→ WHAT TO DO
State only how many lines below include the word "class".

→ DATA FOR THIS EXERCISE
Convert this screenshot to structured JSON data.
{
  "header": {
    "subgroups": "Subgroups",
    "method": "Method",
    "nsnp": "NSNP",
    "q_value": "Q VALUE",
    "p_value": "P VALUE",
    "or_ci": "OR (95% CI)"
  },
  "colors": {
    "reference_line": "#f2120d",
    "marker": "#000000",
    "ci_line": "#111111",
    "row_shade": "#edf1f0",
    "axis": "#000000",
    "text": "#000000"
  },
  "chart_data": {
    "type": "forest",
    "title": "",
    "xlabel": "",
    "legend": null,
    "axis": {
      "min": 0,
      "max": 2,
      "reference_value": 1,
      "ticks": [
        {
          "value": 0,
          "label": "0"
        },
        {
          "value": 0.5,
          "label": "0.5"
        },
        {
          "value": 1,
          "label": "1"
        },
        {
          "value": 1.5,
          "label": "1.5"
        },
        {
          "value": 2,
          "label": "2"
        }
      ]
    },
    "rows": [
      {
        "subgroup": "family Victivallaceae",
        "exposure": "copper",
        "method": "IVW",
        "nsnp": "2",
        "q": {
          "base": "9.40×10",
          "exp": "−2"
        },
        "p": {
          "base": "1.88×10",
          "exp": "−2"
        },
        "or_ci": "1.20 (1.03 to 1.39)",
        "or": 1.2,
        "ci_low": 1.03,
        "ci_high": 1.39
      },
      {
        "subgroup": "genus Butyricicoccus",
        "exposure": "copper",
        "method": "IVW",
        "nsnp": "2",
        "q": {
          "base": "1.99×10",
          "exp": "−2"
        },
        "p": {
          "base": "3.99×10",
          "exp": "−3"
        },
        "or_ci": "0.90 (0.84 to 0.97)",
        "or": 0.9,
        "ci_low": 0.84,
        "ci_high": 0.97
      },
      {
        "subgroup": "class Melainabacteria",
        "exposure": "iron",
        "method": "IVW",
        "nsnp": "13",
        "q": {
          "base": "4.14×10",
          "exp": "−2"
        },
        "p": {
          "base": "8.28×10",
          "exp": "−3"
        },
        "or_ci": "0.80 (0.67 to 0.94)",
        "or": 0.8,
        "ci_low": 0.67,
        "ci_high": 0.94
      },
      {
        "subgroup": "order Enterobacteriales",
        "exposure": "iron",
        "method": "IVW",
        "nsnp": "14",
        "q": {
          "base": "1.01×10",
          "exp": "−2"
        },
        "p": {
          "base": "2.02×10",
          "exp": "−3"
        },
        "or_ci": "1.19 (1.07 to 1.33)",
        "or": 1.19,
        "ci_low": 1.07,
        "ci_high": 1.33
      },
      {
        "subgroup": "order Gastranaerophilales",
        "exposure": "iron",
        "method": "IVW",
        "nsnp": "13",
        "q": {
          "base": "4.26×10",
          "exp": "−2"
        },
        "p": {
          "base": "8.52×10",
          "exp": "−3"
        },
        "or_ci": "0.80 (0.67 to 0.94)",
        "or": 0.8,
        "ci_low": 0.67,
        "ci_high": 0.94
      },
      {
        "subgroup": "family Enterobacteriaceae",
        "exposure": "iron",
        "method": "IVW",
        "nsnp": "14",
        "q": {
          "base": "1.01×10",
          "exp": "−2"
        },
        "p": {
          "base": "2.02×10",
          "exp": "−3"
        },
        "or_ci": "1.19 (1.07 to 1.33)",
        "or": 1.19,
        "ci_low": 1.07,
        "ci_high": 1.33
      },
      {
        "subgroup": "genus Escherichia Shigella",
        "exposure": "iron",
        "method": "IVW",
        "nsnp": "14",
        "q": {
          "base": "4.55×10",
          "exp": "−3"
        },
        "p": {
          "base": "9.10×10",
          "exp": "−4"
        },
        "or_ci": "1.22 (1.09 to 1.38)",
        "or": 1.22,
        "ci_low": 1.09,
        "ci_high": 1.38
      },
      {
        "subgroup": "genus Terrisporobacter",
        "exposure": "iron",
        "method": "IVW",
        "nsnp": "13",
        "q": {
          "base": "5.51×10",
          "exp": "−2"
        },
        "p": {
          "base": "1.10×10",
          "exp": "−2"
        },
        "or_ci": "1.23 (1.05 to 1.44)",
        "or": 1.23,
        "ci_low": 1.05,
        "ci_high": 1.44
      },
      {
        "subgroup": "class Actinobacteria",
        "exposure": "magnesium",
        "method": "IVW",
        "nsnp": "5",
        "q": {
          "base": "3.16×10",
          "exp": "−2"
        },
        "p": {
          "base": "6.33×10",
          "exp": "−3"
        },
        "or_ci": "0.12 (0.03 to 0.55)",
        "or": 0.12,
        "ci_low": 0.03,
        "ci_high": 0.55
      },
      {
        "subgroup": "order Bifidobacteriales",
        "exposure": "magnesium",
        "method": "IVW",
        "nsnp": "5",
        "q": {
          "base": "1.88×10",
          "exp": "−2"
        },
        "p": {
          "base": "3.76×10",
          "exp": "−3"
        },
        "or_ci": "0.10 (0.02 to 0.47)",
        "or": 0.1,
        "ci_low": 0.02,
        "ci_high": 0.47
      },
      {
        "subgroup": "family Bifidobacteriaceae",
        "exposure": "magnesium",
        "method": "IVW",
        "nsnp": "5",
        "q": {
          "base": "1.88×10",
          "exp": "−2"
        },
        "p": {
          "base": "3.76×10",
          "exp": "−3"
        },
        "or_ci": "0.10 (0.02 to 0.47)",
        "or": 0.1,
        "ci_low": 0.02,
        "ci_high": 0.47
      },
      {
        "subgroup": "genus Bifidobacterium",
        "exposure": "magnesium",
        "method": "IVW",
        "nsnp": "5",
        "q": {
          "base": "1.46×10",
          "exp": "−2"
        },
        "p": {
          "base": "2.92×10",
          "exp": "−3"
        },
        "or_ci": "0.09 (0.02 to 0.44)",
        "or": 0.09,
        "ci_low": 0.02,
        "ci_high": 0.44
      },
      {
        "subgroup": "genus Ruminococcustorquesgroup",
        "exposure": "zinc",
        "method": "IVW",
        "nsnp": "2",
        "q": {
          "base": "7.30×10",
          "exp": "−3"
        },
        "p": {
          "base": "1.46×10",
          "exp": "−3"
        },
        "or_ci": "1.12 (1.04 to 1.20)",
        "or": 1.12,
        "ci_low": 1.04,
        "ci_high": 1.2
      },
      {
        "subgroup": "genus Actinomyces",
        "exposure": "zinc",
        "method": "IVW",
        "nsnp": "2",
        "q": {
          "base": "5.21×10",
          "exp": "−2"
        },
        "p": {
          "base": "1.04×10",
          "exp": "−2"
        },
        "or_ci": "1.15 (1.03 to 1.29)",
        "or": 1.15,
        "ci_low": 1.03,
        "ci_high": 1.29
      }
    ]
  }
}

→ FINAL ANSWER
2